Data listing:
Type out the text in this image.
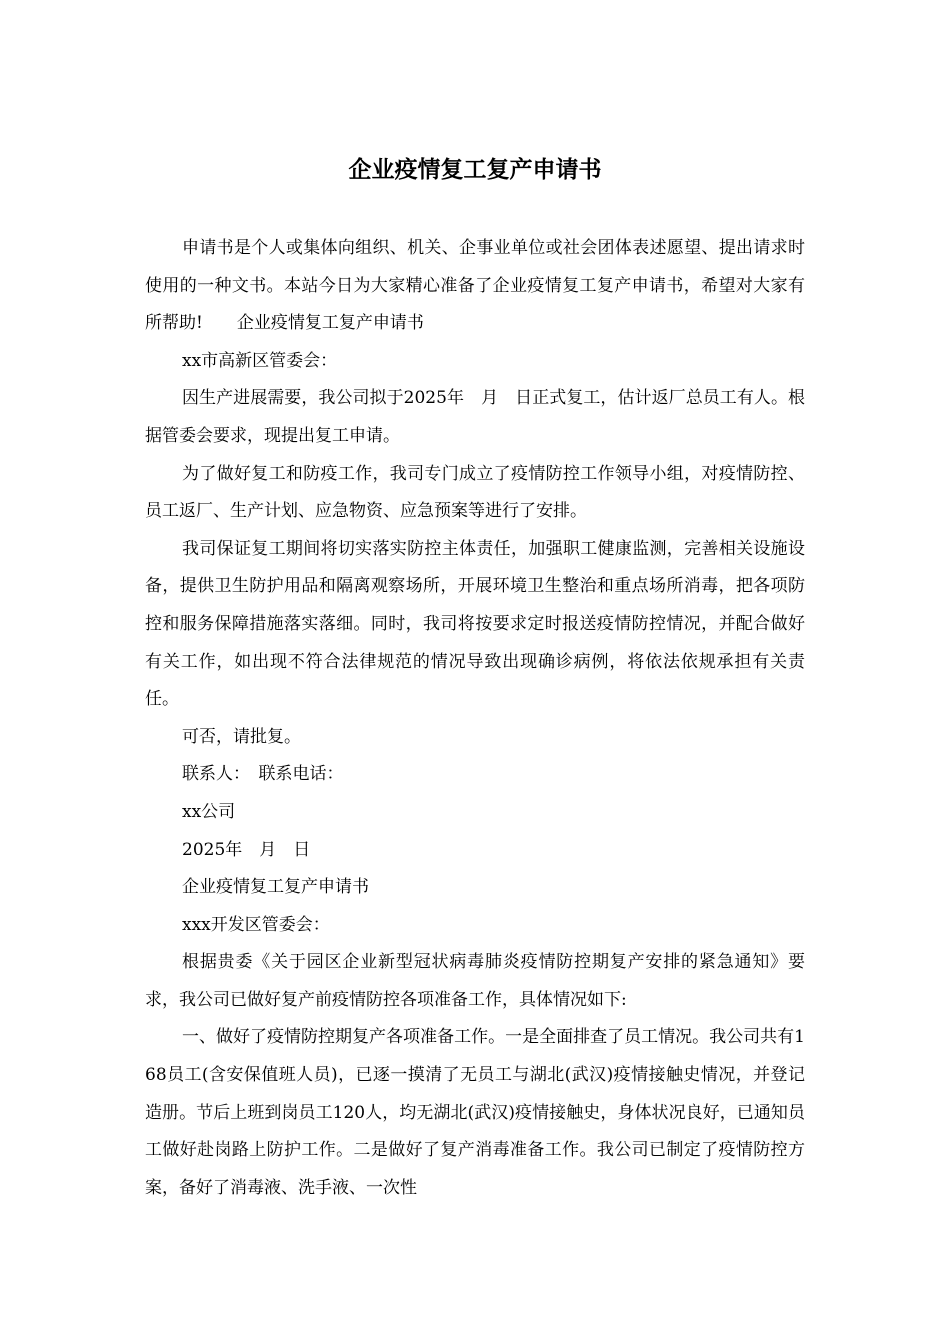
企业疫情复工复产申请书

申请书是个人或集体向组织、机关、企事业单位或社会团体表述愿望、提出请求时使用的一种文书。本站今日为大家精心准备了企业疫情复工复产申请书，希望对大家有所帮助!　　企业疫情复工复产申请书

xx市高新区管委会：

因生产进展需要，我公司拟于2025年　月　日正式复工，估计返厂总员工有人。根据管委会要求，现提出复工申请。

为了做好复工和防疫工作，我司专门成立了疫情防控工作领导小组，对疫情防控、员工返厂、生产计划、应急物资、应急预案等进行了安排。

我司保证复工期间将切实落实防控主体责任，加强职工健康监测，完善相关设施设备，提供卫生防护用品和隔离观察场所，开展环境卫生整治和重点场所消毒，把各项防控和服务保障措施落实落细。同时，我司将按要求定时报送疫情防控情况，并配合做好有关工作，如出现不符合法律规范的情况导致出现确诊病例，将依法依规承担有关责任。

可否，请批复。

联系人：　联系电话：

xx公司

2025年　月　日

企业疫情复工复产申请书

xxx开发区管委会：

根据贵委《关于园区企业新型冠状病毒肺炎疫情防控期复产安排的紧急通知》要求，我公司已做好复产前疫情防控各项准备工作，具体情况如下:

一、做好了疫情防控期复产各项准备工作。一是全面排查了员工情况。我公司共有168员工(含安保值班人员)，已逐一摸清了无员工与湖北(武汉)疫情接触史情况，并登记造册。节后上班到岗员工120人，均无湖北(武汉)疫情接触史，身体状况良好，已通知员工做好赴岗路上防护工作。二是做好了复产消毒准备工作。我公司已制定了疫情防控方案，备好了消毒液、洗手液、一次性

→ CHALLENGE: Repeat each line of the records above exactly, but do not copy the pictures.

→ TASK RESPONSE:
Type out the text in this image.
企业疫情复工复产申请书

申请书是个人或集体向组织、机关、企事业单位或社会团体表述愿望、提出请求时使用的一种文书。本站今日为大家精心准备了企业疫情复工复产申请书，希望对大家有所帮助!　　企业疫情复工复产申请书

xx市高新区管委会：

因生产进展需要，我公司拟于2025年　月　日正式复工，估计返厂总员工有人。根据管委会要求，现提出复工申请。

为了做好复工和防疫工作，我司专门成立了疫情防控工作领导小组，对疫情防控、员工返厂、生产计划、应急物资、应急预案等进行了安排。

我司保证复工期间将切实落实防控主体责任，加强职工健康监测，完善相关设施设备，提供卫生防护用品和隔离观察场所，开展环境卫生整治和重点场所消毒，把各项防控和服务保障措施落实落细。同时，我司将按要求定时报送疫情防控情况，并配合做好有关工作，如出现不符合法律规范的情况导致出现确诊病例，将依法依规承担有关责任。

可否，请批复。

联系人：　联系电话：

xx公司

2025年　月　日

企业疫情复工复产申请书

xxx开发区管委会：

根据贵委《关于园区企业新型冠状病毒肺炎疫情防控期复产安排的紧急通知》要求，我公司已做好复产前疫情防控各项准备工作，具体情况如下:

一、做好了疫情防控期复产各项准备工作。一是全面排查了员工情况。我公司共有168员工(含安保值班人员)，已逐一摸清了无员工与湖北(武汉)疫情接触史情况，并登记造册。节后上班到岗员工120人，均无湖北(武汉)疫情接触史，身体状况良好，已通知员工做好赴岗路上防护工作。二是做好了复产消毒准备工作。我公司已制定了疫情防控方案，备好了消毒液、洗手液、一次性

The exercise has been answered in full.